WHAT THIS TASK INVOLVES
Every entry below must be repeated exactly; skip the pictures.

══ EXCERPTED DATA

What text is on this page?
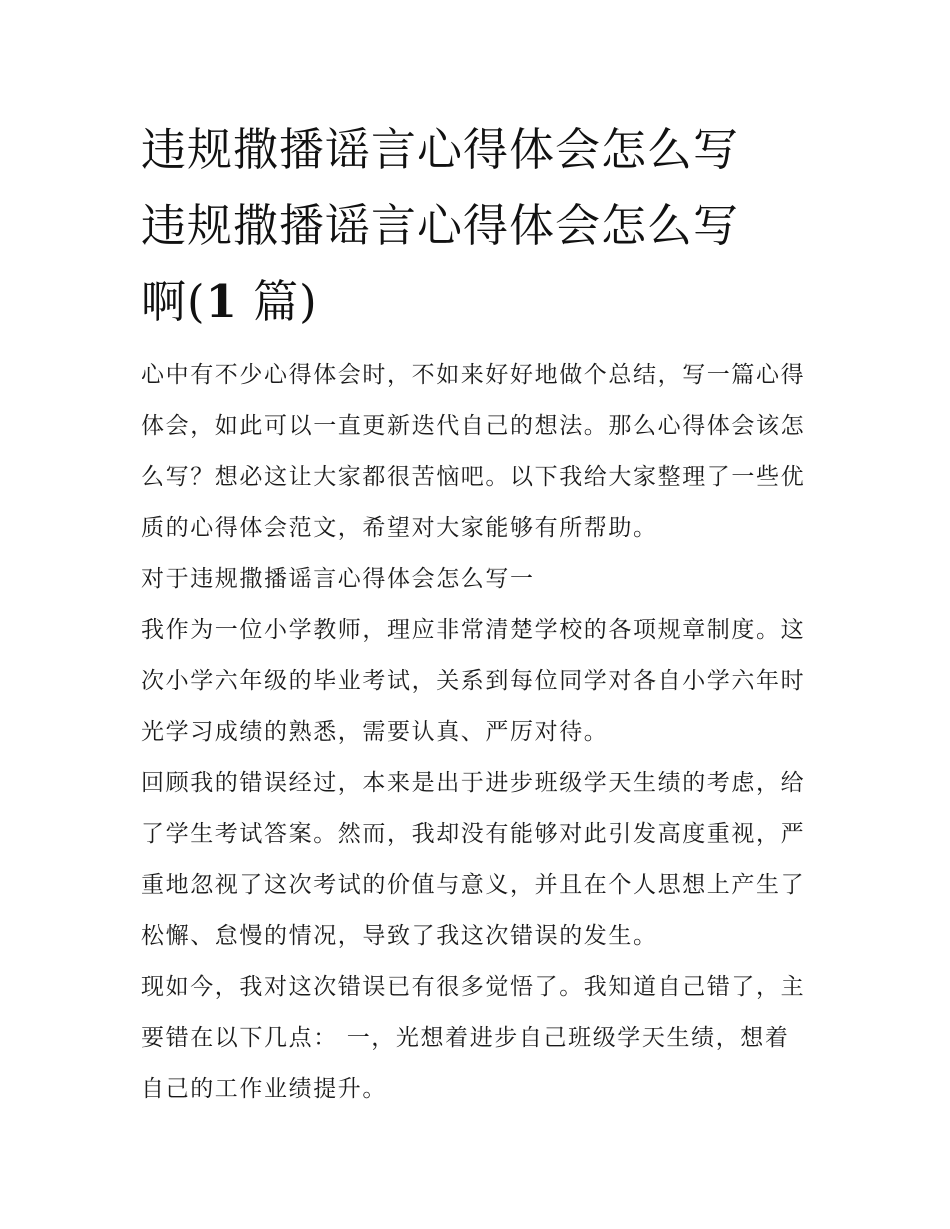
违规撒播谣言心得体会怎么写
违规撒播谣言心得体会怎么写
啊(1 篇)

心中有不少心得体会时，不如来好好地做个总结，写一篇心得
体会，如此可以一直更新迭代自己的想法。那么心得体会该怎
么写？想必这让大家都很苦恼吧。以下我给大家整理了一些优
质的心得体会范文，希望对大家能够有所帮助。

对于违规撒播谣言心得体会怎么写一

我作为一位小学教师，理应非常清楚学校的各项规章制度。这
次小学六年级的毕业考试，关系到每位同学对各自小学六年时
光学习成绩的熟悉，需要认真、严厉对待。

回顾我的错误经过，本来是出于进步班级学天生绩的考虑，给
了学生考试答案。然而，我却没有能够对此引发高度重视，严
重地忽视了这次考试的价值与意义，并且在个人思想上产生了
松懈、怠慢的情况，导致了我这次错误的发生。

现如今，我对这次错误已有很多觉悟了。我知道自己错了，主
要错在以下几点： 一，光想着进步自己班级学天生绩，想着
自己的工作业绩提升。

════

ANSWER TO THE TASK
What text is on this page?
违规撒播谣言心得体会怎么写
违规撒播谣言心得体会怎么写
啊(1 篇)

心中有不少心得体会时，不如来好好地做个总结，写一篇心得
体会，如此可以一直更新迭代自己的想法。那么心得体会该怎
么写？想必这让大家都很苦恼吧。以下我给大家整理了一些优
质的心得体会范文，希望对大家能够有所帮助。

对于违规撒播谣言心得体会怎么写一

我作为一位小学教师，理应非常清楚学校的各项规章制度。这
次小学六年级的毕业考试，关系到每位同学对各自小学六年时
光学习成绩的熟悉，需要认真、严厉对待。

回顾我的错误经过，本来是出于进步班级学天生绩的考虑，给
了学生考试答案。然而，我却没有能够对此引发高度重视，严
重地忽视了这次考试的价值与意义，并且在个人思想上产生了
松懈、怠慢的情况，导致了我这次错误的发生。

现如今，我对这次错误已有很多觉悟了。我知道自己错了，主
要错在以下几点： 一，光想着进步自己班级学天生绩，想着
自己的工作业绩提升。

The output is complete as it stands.